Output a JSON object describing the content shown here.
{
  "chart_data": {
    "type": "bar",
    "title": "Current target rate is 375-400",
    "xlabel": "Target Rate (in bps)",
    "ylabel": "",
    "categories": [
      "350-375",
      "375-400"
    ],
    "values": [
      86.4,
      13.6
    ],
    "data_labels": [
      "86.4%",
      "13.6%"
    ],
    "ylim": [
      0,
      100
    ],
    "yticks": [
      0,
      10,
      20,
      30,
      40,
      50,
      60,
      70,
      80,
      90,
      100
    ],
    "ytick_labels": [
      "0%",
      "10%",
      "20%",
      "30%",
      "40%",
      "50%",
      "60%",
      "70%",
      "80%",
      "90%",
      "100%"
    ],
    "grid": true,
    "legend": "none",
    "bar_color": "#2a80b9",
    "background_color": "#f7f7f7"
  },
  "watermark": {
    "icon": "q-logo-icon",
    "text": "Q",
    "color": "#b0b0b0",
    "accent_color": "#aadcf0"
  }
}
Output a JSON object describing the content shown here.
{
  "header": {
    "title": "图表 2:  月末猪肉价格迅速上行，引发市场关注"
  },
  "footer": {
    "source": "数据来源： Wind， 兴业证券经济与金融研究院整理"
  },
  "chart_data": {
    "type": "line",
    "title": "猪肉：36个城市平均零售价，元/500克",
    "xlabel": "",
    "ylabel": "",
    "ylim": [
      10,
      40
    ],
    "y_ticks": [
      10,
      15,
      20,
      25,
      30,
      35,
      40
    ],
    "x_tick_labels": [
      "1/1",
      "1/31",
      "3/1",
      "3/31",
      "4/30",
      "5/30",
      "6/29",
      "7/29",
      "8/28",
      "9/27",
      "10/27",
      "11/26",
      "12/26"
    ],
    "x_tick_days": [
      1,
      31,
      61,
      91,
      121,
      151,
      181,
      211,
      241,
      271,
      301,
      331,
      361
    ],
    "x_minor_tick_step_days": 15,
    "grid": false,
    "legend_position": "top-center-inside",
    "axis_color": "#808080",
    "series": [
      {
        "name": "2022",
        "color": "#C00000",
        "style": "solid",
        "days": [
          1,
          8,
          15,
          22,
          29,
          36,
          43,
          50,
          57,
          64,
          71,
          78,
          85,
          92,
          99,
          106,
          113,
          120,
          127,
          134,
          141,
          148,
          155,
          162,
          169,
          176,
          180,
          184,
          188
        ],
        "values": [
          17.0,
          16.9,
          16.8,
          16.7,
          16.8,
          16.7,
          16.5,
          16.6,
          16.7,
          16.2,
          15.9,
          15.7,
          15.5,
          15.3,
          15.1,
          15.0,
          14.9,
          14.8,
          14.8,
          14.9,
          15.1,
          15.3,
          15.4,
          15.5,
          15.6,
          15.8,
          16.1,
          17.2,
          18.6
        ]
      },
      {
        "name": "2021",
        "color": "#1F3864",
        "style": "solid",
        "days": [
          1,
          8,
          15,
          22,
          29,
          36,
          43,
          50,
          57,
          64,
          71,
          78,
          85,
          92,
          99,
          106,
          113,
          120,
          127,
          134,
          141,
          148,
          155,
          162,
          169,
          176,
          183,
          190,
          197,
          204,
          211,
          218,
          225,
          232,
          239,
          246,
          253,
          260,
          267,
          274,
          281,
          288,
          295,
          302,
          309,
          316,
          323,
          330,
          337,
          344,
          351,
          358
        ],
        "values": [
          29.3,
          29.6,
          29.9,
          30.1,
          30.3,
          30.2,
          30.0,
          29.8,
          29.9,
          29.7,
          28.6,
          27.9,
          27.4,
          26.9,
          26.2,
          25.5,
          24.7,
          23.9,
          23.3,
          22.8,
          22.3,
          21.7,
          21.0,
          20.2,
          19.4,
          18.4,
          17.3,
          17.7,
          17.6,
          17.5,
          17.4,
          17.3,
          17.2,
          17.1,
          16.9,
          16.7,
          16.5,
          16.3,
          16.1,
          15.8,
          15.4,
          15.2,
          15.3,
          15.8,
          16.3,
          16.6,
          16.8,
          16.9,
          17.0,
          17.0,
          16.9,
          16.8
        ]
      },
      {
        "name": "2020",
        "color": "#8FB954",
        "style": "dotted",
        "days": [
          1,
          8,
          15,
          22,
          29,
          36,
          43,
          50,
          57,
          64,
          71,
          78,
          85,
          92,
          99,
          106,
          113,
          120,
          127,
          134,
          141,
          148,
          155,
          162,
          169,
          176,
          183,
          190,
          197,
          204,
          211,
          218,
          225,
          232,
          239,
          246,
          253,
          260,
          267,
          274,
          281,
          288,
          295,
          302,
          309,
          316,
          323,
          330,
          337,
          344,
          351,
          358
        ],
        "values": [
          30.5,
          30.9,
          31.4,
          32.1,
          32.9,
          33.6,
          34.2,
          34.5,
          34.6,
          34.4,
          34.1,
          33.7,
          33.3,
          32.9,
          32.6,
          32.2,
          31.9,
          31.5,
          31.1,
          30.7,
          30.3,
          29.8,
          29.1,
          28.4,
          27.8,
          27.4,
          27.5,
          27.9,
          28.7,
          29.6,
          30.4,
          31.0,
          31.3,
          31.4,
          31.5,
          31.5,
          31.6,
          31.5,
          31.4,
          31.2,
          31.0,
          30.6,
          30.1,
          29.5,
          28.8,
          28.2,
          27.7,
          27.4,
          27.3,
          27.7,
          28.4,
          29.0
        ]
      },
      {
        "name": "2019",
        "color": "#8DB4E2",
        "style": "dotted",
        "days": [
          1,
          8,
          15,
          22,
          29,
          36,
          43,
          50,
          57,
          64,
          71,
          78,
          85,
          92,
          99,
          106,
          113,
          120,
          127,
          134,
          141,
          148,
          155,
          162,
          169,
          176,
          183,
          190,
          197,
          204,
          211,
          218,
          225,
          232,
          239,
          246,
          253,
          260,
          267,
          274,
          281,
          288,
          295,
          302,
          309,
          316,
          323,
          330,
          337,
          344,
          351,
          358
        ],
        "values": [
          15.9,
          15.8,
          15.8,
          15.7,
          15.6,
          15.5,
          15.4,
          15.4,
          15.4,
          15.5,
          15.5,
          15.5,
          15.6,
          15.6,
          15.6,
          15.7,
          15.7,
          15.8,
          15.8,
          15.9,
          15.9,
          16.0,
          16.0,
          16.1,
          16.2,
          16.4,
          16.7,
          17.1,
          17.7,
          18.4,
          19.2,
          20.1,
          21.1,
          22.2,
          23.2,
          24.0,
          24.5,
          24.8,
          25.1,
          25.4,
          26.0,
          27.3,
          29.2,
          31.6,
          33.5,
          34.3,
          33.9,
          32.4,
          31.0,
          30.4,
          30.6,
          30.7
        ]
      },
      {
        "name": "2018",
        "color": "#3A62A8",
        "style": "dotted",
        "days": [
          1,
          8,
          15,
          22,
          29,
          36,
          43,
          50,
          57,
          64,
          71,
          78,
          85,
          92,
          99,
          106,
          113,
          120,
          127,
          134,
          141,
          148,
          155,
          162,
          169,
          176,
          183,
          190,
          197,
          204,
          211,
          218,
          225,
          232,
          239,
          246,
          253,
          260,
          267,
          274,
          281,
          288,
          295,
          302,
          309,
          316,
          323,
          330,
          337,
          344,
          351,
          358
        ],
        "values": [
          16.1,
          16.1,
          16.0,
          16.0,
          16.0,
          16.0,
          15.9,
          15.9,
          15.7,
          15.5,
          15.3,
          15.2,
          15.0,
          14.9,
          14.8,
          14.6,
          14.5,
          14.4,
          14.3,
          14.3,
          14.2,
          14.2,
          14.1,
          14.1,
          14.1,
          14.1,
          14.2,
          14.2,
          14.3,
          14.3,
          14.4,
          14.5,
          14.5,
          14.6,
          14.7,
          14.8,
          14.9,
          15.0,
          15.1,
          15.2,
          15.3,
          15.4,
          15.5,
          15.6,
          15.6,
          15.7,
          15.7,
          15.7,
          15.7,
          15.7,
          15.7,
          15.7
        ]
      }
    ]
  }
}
···
→ Goal
Look through the listing and extract every line with "title" in it.

→ Full answer
    "title": "Current target rate is 375-400",
    "title": "图表 2:  月末猪肉价格迅速上行，引发市场关注"
    "title": "猪肉：36个城市平均零售价，元/500克",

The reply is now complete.